-- GIVEN PASSAGE start --
Solution of Separable Equation, Plotting Graph, Interval Estimation

[shamieh]

(a) Find the solution of the given initial value problem in explicit form.
(b) Plot the graph of the solution
(c) Determine (at least approximately) the interval in which the solution is defined

\(\displaystyle \frac{dr}{dx} =\frac{r^2}{x} \) and \(\displaystyle r(1) = 2\)

I'm kind of confused..How do I start this problem?

 

[MarkFL]

Well, the first thing you want to do is separate the variables:

\(\displaystyle \frac{1}{r^2}\,dr=\frac{1}{x}\,dx\)

Notice we just lost the trivial solution \(\displaystyle r\equiv0\), however we know this cannot be the solution to the IVP given the initial condition.

So, integrate both sides...what do you get?

 

[shamieh]

\(\displaystyle -\frac{1}{r} = ln(x) + C\)

now do I need to plug in r(1) = 2?

 

[MarkFL]

\(\displaystyle -\frac{1}{r} = ln(x) + C\)

now do I need to plug in r(1) = 2?
-- GIVEN PASSAGE end --
-- DATA PROVIDED start --
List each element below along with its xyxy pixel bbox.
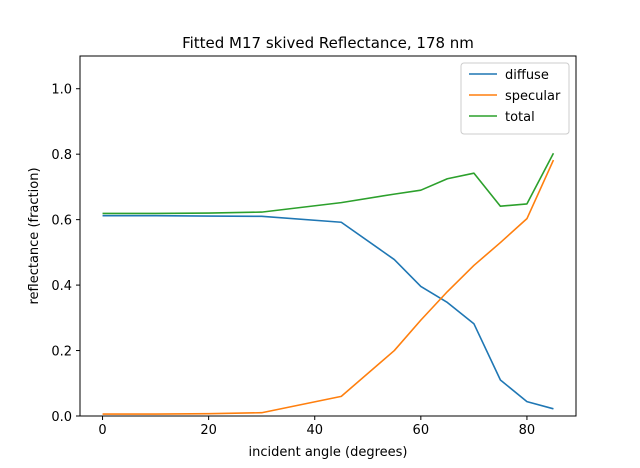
-- DATA PROVIDED end --
*YOUR TASKS*.
1. Reproduce the forum thread on the separable equation from "(b) Plot the" up to and including "start this problem?".
2. Write the next part of the forum thread on the separable equation, picking up after its last post.
The lines above are separate material and are not part of the forum thread.

*WRITTEN RESPONSES*.
1.
(b) Plot the graph of the solution
(c) Determine (at least approximately) the interval in which the solution is defined

\(\displaystyle \frac{dr}{dx} =\frac{r^2}{x} \) and \(\displaystyle r(1) = 2\)

I'm kind of confused..How do I start this problem?

2.
Yes, you could do that now, or you could solve for $r$ first...your choice. Another way to integrate is to use definite integrals along with your boundary conditions as the limits and change the dummy variables:

\(\displaystyle \int_2^r \frac{1}{u^2}\,du=\int_1^x\frac{1}{v}\,dv\)

\(\displaystyle \left[-\frac{1}{u}\right]_2^r=\left[\ln|v|\right]_1^x\)

\(\displaystyle \frac{1}{2}-\frac{1}{r}=\ln|x|\)

\(\displaystyle \frac{1}{r}=\frac{1}{2}-\ln|x|=\frac{1-\ln\left(x^2\right)}{2}\)

\(\displaystyle r=\frac{2}{1-\ln\left(x^2\right)}\)

 

[MarkFL]

I wanted to elaborate a little about the equivalence of using either indefinite integrals and then using the initial conditions to determine the constant of integration or using definite integrals and the boundaries as the limits of integration.

Suppose you have the initial value problem (IVP):

\(\displaystyle \frac{dy}{dx}=f(x)\) where \(\displaystyle y\left(x_0\right)=y_0\)

Now, separating variables and using indefinite integrals, we may write:

\(\displaystyle \int\,dy=\int f(x)\,dx\)

And upon integrating, we find

\(\displaystyle y(x)=F(x)+C\) where \(\displaystyle \frac{d}{dx}\left(F(x) \right)=f(x)\)

Using the initial condition, we get

\(\displaystyle y\left(x_0 \right)=F\left(x_0 \right)+C\)

Solving for $C$ and using \(\displaystyle y\left(x_0\right)=y_0\), we obtain:

\(\displaystyle C=y_0-F\left(x_0 \right)\) thus:

\(\displaystyle y(x)=F(x)+y_0-F\left(x_0 \right)\)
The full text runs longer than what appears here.